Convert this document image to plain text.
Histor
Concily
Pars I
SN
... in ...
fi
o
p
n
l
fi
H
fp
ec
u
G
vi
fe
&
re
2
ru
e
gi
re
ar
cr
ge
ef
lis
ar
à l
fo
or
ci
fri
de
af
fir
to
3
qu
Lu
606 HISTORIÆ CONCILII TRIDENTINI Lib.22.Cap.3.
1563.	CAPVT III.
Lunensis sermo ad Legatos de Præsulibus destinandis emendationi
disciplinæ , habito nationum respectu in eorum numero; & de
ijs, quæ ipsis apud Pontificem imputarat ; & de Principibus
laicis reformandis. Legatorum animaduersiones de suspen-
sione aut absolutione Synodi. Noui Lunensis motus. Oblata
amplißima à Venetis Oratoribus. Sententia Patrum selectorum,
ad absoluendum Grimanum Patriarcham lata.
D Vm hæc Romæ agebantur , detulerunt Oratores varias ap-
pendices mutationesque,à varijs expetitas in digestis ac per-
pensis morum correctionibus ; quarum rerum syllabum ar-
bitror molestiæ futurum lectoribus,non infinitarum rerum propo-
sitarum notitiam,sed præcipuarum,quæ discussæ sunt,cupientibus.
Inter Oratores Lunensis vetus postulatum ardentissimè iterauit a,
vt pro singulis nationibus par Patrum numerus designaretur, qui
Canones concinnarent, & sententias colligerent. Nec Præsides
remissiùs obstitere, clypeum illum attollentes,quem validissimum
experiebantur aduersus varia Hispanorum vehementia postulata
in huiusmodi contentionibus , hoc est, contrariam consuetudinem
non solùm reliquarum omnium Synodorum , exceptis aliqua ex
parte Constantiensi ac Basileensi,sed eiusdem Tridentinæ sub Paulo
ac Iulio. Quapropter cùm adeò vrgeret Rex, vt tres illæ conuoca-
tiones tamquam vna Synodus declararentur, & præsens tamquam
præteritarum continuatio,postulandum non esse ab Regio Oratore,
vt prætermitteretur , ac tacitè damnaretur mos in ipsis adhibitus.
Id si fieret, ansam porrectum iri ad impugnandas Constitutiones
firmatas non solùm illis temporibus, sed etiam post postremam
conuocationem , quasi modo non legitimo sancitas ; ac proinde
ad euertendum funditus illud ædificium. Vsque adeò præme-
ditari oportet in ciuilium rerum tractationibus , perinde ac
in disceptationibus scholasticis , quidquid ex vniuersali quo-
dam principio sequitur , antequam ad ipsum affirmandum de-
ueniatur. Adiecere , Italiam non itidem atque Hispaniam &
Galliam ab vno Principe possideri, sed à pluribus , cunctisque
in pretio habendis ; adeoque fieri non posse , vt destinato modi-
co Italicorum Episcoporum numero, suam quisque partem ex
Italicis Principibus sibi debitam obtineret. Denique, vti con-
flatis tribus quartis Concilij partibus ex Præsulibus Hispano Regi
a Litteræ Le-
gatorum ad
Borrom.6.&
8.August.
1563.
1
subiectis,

__________________________________________________

Work out the count of lines containing the word "Oratores", then write only that count.

- [SOLUTION FOR THIS TASK]: 2